● **Data provided**
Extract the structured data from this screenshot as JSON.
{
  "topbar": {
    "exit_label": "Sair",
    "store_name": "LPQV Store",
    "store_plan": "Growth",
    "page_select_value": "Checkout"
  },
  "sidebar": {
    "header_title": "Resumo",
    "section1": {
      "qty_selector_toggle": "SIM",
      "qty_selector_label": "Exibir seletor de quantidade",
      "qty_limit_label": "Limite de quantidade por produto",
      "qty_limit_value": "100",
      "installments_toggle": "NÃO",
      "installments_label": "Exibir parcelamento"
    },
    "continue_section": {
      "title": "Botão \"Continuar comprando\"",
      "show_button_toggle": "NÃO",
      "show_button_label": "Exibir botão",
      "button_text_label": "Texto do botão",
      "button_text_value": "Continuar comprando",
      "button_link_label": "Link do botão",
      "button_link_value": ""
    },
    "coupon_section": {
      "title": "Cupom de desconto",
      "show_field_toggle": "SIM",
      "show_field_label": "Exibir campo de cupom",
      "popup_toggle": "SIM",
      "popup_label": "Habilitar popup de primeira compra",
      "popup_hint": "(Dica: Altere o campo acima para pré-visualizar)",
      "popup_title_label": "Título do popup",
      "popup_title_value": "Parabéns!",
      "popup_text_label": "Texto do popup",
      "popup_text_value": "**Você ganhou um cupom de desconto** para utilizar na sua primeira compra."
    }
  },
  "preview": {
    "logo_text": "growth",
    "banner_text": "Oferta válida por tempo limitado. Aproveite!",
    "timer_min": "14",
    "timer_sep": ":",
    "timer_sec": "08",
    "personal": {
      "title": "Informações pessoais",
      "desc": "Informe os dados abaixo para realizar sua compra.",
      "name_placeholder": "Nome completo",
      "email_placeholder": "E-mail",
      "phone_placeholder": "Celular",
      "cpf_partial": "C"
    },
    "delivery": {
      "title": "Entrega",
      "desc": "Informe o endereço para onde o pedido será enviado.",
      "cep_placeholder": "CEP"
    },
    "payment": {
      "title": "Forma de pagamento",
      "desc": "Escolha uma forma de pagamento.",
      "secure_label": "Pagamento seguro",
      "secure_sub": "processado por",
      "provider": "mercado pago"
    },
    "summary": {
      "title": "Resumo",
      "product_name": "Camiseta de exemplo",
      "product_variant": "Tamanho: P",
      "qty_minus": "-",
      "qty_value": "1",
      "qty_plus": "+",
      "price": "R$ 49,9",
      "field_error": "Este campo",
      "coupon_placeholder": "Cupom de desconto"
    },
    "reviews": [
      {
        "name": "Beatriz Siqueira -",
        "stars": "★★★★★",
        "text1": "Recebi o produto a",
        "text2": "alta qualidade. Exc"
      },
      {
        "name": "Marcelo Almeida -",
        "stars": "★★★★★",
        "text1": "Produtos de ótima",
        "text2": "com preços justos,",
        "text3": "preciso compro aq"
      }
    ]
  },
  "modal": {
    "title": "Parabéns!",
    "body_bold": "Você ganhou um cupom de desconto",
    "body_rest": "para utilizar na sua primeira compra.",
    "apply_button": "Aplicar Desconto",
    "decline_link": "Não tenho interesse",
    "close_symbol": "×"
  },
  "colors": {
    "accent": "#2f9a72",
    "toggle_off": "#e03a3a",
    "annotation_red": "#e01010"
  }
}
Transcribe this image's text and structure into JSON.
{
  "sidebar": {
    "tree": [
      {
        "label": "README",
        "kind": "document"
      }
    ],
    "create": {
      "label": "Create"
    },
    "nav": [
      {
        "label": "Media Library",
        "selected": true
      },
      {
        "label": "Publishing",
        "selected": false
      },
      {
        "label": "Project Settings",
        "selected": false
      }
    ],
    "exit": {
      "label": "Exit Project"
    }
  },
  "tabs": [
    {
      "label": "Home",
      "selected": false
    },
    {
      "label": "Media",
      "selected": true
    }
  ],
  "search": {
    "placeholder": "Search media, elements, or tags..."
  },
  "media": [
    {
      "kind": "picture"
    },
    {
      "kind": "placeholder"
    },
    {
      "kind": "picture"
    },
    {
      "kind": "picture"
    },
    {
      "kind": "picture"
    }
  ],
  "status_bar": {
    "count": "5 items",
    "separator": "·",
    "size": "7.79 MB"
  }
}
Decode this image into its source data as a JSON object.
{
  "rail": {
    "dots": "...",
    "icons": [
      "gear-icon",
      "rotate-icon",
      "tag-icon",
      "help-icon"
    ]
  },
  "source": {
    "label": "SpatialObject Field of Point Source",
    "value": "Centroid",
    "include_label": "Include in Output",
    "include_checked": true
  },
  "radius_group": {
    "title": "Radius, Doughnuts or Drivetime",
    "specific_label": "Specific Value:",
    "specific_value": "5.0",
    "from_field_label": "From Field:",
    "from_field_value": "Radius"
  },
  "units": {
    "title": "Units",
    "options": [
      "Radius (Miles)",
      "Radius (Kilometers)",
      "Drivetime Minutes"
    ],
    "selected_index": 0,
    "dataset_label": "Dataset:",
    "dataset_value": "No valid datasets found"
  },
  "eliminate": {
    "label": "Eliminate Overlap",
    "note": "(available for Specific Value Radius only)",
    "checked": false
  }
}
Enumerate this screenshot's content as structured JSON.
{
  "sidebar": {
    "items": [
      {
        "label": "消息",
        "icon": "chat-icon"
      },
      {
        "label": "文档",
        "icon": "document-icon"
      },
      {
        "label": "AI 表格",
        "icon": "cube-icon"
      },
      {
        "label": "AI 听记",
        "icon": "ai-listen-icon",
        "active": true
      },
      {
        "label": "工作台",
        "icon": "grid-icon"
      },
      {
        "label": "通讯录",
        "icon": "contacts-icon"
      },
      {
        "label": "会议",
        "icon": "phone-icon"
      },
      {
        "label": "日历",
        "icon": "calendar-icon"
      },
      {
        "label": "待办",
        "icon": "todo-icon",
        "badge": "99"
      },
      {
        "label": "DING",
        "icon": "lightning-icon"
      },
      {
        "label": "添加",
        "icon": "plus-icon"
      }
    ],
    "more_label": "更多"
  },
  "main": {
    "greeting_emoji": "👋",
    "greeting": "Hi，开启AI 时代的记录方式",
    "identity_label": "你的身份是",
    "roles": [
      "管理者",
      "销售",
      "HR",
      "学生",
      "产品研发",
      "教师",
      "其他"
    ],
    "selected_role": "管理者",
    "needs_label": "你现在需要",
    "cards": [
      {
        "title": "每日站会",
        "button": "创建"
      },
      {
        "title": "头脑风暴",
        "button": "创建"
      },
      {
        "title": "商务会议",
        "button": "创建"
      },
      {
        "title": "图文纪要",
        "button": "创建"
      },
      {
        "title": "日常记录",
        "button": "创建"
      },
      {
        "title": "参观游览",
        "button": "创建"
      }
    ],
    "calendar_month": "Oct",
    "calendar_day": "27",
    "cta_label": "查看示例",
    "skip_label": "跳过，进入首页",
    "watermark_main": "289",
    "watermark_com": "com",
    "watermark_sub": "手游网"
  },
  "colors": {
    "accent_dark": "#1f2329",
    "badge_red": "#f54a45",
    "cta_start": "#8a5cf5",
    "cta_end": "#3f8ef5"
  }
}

● **Task instructions**
Set out the complete listing exactly as shown.

● **Written response**
Extract the structured data from this screenshot as JSON.
{
  "topbar": {
    "exit_label": "Sair",
    "store_name": "LPQV Store",
    "store_plan": "Growth",
    "page_select_value": "Checkout"
  },
  "sidebar": {
    "header_title": "Resumo",
    "section1": {
      "qty_selector_toggle": "SIM",
      "qty_selector_label": "Exibir seletor de quantidade",
      "qty_limit_label": "Limite de quantidade por produto",
      "qty_limit_value": "100",
      "installments_toggle": "NÃO",
      "installments_label": "Exibir parcelamento"
    },
    "continue_section": {
      "title": "Botão \"Continuar comprando\"",
      "show_button_toggle": "NÃO",
      "show_button_label": "Exibir botão",
      "button_text_label": "Texto do botão",
      "button_text_value": "Continuar comprando",
      "button_link_label": "Link do botão",
      "button_link_value": ""
    },
    "coupon_section": {
      "title": "Cupom de desconto",
      "show_field_toggle": "SIM",
      "show_field_label": "Exibir campo de cupom",
      "popup_toggle": "SIM",
      "popup_label": "Habilitar popup de primeira compra",
      "popup_hint": "(Dica: Altere o campo acima para pré-visualizar)",
      "popup_title_label": "Título do popup",
      "popup_title_value": "Parabéns!",
      "popup_text_label": "Texto do popup",
      "popup_text_value": "**Você ganhou um cupom de desconto** para utilizar na sua primeira compra."
    }
  },
  "preview": {
    "logo_text": "growth",
    "banner_text": "Oferta válida por tempo limitado. Aproveite!",
    "timer_min": "14",
    "timer_sep": ":",
    "timer_sec": "08",
    "personal": {
      "title": "Informações pessoais",
      "desc": "Informe os dados abaixo para realizar sua compra.",
      "name_placeholder": "Nome completo",
      "email_placeholder": "E-mail",
      "phone_placeholder": "Celular",
      "cpf_partial": "C"
    },
    "delivery": {
      "title": "Entrega",
      "desc": "Informe o endereço para onde o pedido será enviado.",
      "cep_placeholder": "CEP"
    },
    "payment": {
      "title": "Forma de pagamento",
      "desc": "Escolha uma forma de pagamento.",
      "secure_label": "Pagamento seguro",
      "secure_sub": "processado por",
      "provider": "mercado pago"
    },
    "summary": {
      "title": "Resumo",
      "product_name": "Camiseta de exemplo",
      "product_variant": "Tamanho: P",
      "qty_minus": "-",
      "qty_value": "1",
      "qty_plus": "+",
      "price": "R$ 49,9",
      "field_error": "Este campo",
      "coupon_placeholder": "Cupom de desconto"
    },
    "reviews": [
      {
        "name": "Beatriz Siqueira -",
        "stars": "★★★★★",
        "text1": "Recebi o produto a",
        "text2": "alta qualidade. Exc"
      },
      {
        "name": "Marcelo Almeida -",
        "stars": "★★★★★",
        "text1": "Produtos de ótima",
        "text2": "com preços justos,",
        "text3": "preciso compro aq"
      }
    ]
  },
  "modal": {
    "title": "Parabéns!",
    "body_bold": "Você ganhou um cupom de desconto",
    "body_rest": "para utilizar na sua primeira compra.",
    "apply_button": "Aplicar Desconto",
    "decline_link": "Não tenho interesse",
    "close_symbol": "×"
  },
  "colors": {
    "accent": "#2f9a72",
    "toggle_off": "#e03a3a",
    "annotation_red": "#e01010"
  }
}
Transcribe this image's text and structure into JSON.
{
  "sidebar": {
    "tree": [
      {
        "label": "README",
        "kind": "document"
      }
    ],
    "create": {
      "label": "Create"
    },
    "nav": [
      {
        "label": "Media Library",
        "selected": true
      },
      {
        "label": "Publishing",
        "selected": false
      },
      {
        "label": "Project Settings",
        "selected": false
      }
    ],
    "exit": {
      "label": "Exit Project"
    }
  },
  "tabs": [
    {
      "label": "Home",
      "selected": false
    },
    {
      "label": "Media",
      "selected": true
    }
  ],
  "search": {
    "placeholder": "Search media, elements, or tags..."
  },
  "media": [
    {
      "kind": "picture"
    },
    {
      "kind": "placeholder"
    },
    {
      "kind": "picture"
    },
    {
      "kind": "picture"
    },
    {
      "kind": "picture"
    }
  ],
  "status_bar": {
    "count": "5 items",
    "separator": "·",
    "size": "7.79 MB"
  }
}
Decode this image into its source data as a JSON object.
{
  "rail": {
    "dots": "...",
    "icons": [
      "gear-icon",
      "rotate-icon",
      "tag-icon",
      "help-icon"
    ]
  },
  "source": {
    "label": "SpatialObject Field of Point Source",
    "value": "Centroid",
    "include_label": "Include in Output",
    "include_checked": true
  },
  "radius_group": {
    "title": "Radius, Doughnuts or Drivetime",
    "specific_label": "Specific Value:",
    "specific_value": "5.0",
    "from_field_label": "From Field:",
    "from_field_value": "Radius"
  },
  "units": {
    "title": "Units",
    "options": [
      "Radius (Miles)",
      "Radius (Kilometers)",
      "Drivetime Minutes"
    ],
    "selected_index": 0,
    "dataset_label": "Dataset:",
    "dataset_value": "No valid datasets found"
  },
  "eliminate": {
    "label": "Eliminate Overlap",
    "note": "(available for Specific Value Radius only)",
    "checked": false
  }
}
Enumerate this screenshot's content as structured JSON.
{
  "sidebar": {
    "items": [
      {
        "label": "消息",
        "icon": "chat-icon"
      },
      {
        "label": "文档",
        "icon": "document-icon"
      },
      {
        "label": "AI 表格",
        "icon": "cube-icon"
      },
      {
        "label": "AI 听记",
        "icon": "ai-listen-icon",
        "active": true
      },
      {
        "label": "工作台",
        "icon": "grid-icon"
      },
      {
        "label": "通讯录",
        "icon": "contacts-icon"
      },
      {
        "label": "会议",
        "icon": "phone-icon"
      },
      {
        "label": "日历",
        "icon": "calendar-icon"
      },
      {
        "label": "待办",
        "icon": "todo-icon",
        "badge": "99"
      },
      {
        "label": "DING",
        "icon": "lightning-icon"
      },
      {
        "label": "添加",
        "icon": "plus-icon"
      }
    ],
    "more_label": "更多"
  },
  "main": {
    "greeting_emoji": "👋",
    "greeting": "Hi，开启AI 时代的记录方式",
    "identity_label": "你的身份是",
    "roles": [
      "管理者",
      "销售",
      "HR",
      "学生",
      "产品研发",
      "教师",
      "其他"
    ],
    "selected_role": "管理者",
    "needs_label": "你现在需要",
    "cards": [
      {
        "title": "每日站会",
        "button": "创建"
      },
      {
        "title": "头脑风暴",
        "button": "创建"
      },
      {
        "title": "商务会议",
        "button": "创建"
      },
      {
        "title": "图文纪要",
        "button": "创建"
      },
      {
        "title": "日常记录",
        "button": "创建"
      },
      {
        "title": "参观游览",
        "button": "创建"
      }
    ],
    "calendar_month": "Oct",
    "calendar_day": "27",
    "cta_label": "查看示例",
    "skip_label": "跳过，进入首页",
    "watermark_main": "289",
    "watermark_com": "com",
    "watermark_sub": "手游网"
  },
  "colors": {
    "accent_dark": "#1f2329",
    "badge_red": "#f54a45",
    "cta_start": "#8a5cf5",
    "cta_end": "#3f8ef5"
  }
}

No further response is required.